Please pick out every line in the entries below that contains the string "panel" and copy each of those lines. Case counts, so match the capitalization.

* Start Source data *

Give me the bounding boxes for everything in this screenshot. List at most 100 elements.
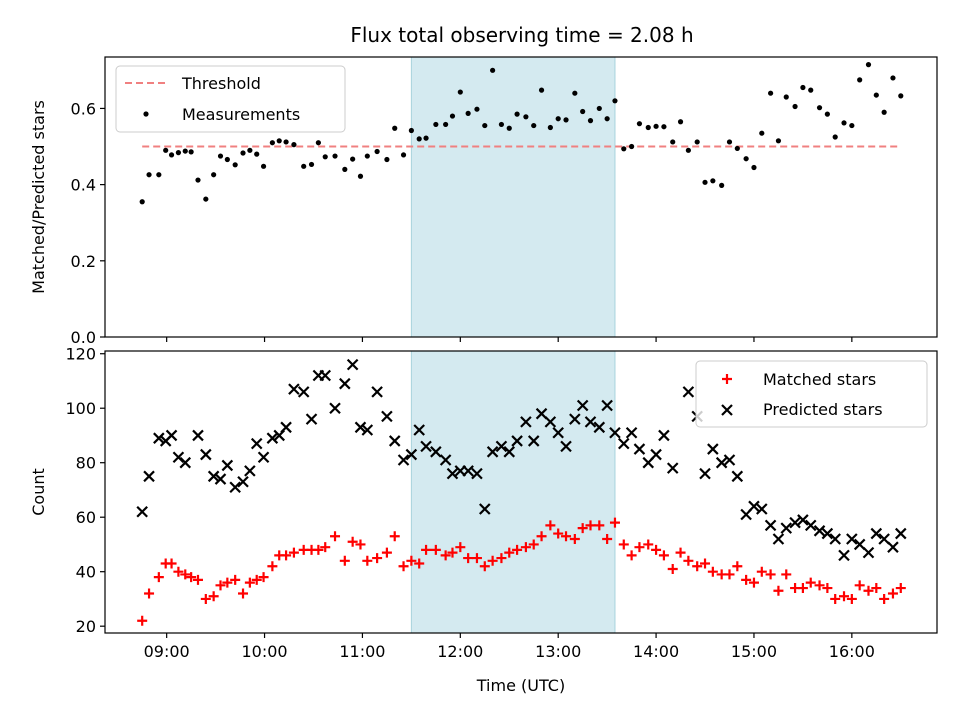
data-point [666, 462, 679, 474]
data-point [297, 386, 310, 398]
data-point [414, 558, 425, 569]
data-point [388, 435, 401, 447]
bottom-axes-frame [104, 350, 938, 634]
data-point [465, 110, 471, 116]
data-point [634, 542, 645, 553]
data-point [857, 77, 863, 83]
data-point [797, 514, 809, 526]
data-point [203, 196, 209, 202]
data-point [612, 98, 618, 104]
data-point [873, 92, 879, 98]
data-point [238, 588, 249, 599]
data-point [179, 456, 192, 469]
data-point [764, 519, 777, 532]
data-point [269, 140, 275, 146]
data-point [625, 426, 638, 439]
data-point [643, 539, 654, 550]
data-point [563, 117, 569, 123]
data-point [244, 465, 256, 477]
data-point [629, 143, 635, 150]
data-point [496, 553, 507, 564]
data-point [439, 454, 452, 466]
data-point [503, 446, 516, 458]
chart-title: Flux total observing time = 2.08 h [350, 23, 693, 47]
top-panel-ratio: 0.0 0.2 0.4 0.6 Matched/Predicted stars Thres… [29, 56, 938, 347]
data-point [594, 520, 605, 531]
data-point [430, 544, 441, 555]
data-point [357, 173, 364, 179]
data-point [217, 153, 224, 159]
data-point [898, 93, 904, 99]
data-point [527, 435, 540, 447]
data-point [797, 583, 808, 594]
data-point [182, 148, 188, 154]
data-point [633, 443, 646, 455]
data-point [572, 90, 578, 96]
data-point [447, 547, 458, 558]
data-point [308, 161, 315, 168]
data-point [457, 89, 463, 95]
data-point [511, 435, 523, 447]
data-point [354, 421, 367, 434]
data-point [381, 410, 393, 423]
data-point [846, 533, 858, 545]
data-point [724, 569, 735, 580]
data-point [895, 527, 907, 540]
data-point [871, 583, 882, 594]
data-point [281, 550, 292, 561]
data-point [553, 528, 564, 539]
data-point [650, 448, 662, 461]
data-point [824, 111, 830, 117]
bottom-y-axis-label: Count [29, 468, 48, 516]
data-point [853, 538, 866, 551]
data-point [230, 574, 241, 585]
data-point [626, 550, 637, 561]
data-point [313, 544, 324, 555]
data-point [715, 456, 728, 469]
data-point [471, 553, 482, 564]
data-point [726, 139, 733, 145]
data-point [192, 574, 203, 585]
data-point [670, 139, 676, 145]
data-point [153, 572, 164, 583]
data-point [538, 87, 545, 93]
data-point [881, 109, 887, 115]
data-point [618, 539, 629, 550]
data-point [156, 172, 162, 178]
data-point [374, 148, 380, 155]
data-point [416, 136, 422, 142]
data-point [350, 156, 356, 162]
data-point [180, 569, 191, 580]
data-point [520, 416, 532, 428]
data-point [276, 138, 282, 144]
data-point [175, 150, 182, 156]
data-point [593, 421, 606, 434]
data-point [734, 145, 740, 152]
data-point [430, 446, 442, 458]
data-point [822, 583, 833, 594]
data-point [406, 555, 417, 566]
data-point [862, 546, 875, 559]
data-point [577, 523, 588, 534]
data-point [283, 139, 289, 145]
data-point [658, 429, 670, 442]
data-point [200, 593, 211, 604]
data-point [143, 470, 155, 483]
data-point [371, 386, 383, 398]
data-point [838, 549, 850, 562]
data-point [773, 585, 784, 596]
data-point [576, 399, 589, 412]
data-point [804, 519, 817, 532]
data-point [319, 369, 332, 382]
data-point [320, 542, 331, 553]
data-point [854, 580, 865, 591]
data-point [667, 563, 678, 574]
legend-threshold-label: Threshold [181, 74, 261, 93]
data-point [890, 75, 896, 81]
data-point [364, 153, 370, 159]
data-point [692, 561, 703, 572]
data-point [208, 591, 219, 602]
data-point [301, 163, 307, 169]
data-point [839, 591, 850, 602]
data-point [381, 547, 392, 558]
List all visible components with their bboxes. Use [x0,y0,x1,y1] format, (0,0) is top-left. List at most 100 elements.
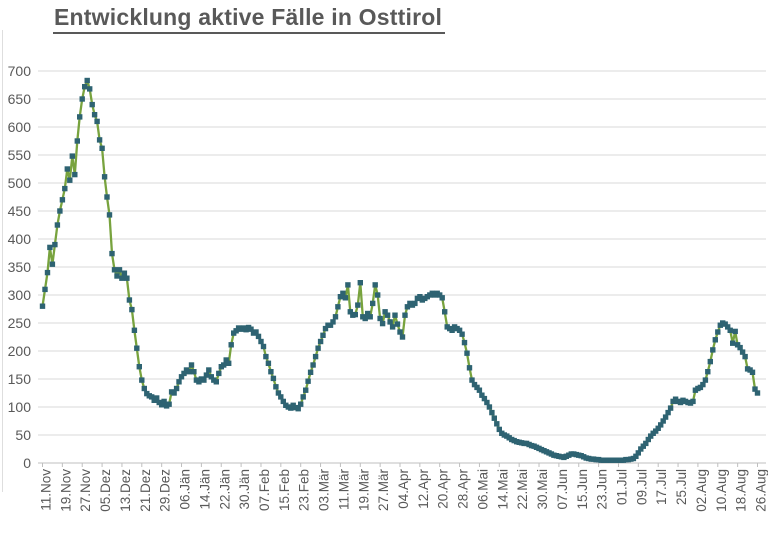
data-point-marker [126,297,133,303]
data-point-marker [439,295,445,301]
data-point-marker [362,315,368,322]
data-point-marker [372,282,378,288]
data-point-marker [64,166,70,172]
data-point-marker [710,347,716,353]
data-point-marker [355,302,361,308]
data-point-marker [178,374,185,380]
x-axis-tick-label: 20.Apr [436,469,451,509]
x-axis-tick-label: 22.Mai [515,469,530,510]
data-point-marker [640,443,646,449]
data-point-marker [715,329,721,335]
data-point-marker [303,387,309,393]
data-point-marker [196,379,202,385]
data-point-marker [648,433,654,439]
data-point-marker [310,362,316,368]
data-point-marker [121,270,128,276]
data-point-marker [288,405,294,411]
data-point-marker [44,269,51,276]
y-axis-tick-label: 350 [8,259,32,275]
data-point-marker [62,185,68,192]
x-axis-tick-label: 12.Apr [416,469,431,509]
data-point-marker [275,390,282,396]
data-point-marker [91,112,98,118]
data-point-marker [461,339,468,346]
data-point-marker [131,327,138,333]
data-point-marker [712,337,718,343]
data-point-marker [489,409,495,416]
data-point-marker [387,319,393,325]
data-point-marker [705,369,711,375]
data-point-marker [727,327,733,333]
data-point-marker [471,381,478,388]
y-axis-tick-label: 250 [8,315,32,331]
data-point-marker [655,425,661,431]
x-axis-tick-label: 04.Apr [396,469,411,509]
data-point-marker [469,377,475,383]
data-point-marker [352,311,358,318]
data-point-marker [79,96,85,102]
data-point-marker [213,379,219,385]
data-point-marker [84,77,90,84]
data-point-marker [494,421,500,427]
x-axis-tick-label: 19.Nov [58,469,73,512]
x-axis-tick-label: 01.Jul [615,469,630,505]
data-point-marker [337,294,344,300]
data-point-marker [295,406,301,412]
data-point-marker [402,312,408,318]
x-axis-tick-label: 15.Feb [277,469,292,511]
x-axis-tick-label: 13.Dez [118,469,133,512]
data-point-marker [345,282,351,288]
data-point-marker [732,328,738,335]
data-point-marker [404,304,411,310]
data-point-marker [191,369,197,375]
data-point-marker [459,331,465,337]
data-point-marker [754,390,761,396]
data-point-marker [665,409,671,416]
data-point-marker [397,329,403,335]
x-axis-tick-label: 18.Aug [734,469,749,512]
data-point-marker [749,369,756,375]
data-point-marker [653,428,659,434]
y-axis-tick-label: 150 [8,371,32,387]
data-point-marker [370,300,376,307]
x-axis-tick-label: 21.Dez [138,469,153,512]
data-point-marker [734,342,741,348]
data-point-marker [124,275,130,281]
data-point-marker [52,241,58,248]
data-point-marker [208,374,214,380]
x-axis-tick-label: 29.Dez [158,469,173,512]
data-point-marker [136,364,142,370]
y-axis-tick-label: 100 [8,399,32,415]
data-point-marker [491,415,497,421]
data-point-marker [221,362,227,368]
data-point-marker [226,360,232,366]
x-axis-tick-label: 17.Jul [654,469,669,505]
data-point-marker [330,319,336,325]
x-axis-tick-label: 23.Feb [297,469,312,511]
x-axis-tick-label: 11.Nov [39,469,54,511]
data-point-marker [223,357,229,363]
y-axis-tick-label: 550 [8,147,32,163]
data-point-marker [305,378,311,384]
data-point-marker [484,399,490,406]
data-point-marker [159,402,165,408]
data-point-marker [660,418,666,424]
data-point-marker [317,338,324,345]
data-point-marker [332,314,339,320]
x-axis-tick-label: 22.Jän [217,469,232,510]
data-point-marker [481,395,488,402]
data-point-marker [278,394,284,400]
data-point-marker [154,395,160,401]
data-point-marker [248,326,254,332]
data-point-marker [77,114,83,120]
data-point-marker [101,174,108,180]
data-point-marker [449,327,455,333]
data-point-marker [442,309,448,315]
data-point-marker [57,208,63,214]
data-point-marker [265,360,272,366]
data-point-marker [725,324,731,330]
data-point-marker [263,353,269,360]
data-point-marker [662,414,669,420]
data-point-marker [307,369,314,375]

* End Source data *
* Start Source data *

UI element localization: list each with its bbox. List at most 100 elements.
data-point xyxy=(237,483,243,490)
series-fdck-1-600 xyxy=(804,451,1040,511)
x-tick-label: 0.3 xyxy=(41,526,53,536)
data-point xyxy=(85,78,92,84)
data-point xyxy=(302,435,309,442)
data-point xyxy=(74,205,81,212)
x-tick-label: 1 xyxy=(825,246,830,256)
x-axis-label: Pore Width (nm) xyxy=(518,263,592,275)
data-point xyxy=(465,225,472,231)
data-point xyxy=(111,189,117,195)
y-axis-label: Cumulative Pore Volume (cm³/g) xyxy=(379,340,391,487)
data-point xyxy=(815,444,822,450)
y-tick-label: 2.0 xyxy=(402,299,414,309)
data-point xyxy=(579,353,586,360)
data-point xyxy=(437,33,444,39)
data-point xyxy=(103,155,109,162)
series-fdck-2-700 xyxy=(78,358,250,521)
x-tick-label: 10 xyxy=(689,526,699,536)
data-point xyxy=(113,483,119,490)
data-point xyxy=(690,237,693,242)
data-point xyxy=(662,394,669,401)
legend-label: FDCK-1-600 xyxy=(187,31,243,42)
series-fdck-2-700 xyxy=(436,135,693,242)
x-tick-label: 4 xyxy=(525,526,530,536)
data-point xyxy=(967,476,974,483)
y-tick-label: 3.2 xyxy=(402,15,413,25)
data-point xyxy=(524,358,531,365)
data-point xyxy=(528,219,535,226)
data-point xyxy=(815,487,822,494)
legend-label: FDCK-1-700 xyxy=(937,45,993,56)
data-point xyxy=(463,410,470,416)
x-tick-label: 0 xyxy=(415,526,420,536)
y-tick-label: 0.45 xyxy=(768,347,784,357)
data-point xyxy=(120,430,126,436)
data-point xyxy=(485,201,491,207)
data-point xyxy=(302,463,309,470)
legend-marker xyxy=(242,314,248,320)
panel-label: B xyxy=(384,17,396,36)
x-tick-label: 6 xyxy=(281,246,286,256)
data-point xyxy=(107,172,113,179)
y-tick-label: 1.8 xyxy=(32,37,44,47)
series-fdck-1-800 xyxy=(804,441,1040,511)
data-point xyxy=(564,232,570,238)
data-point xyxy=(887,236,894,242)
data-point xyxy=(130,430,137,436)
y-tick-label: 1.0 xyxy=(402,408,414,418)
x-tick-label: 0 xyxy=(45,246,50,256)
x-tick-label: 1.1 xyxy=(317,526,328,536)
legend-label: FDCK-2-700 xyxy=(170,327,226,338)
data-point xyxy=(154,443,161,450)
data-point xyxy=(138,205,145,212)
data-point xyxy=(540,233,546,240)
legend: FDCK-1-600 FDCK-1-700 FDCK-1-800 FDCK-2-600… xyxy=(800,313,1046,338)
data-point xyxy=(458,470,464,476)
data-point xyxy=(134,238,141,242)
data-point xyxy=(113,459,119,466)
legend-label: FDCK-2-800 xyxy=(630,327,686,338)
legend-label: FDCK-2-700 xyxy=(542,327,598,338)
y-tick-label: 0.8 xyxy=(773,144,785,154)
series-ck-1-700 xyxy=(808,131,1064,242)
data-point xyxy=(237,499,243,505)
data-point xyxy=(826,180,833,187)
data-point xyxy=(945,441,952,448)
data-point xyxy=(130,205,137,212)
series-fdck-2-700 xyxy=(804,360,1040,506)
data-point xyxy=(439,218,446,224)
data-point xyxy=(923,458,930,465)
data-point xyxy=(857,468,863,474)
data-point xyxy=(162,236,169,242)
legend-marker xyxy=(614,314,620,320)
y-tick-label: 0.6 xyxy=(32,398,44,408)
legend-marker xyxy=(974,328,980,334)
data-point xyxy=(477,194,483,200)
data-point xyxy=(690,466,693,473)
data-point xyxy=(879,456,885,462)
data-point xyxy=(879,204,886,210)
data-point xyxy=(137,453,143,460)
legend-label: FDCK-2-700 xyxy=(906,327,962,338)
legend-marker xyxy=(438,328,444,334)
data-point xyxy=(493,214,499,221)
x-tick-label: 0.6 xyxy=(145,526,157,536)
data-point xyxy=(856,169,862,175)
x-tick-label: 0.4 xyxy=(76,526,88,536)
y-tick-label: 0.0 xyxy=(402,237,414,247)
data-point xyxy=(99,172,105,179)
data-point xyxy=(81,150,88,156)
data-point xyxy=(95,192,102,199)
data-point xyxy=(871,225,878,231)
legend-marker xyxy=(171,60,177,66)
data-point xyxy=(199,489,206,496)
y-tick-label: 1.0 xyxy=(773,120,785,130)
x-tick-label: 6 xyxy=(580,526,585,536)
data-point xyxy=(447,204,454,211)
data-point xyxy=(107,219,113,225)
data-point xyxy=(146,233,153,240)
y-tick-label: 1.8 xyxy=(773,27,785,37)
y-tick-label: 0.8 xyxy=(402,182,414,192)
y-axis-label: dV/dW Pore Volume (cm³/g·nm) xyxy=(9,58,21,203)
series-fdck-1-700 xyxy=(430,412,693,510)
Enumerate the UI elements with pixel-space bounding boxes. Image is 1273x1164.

* End Source data *
* Start Source data *

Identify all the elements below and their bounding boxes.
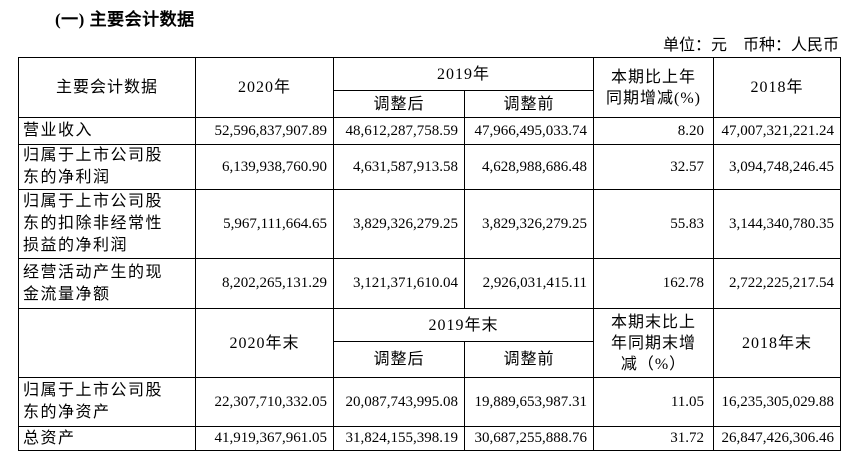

* End Source data *

▸ Task response
top-panel-ratio: 0.0 0.2 0.4 0.6 Matched/Predicted stars Thres… [29, 56, 938, 347]
panel-label: B xyxy=(384,17,396,36)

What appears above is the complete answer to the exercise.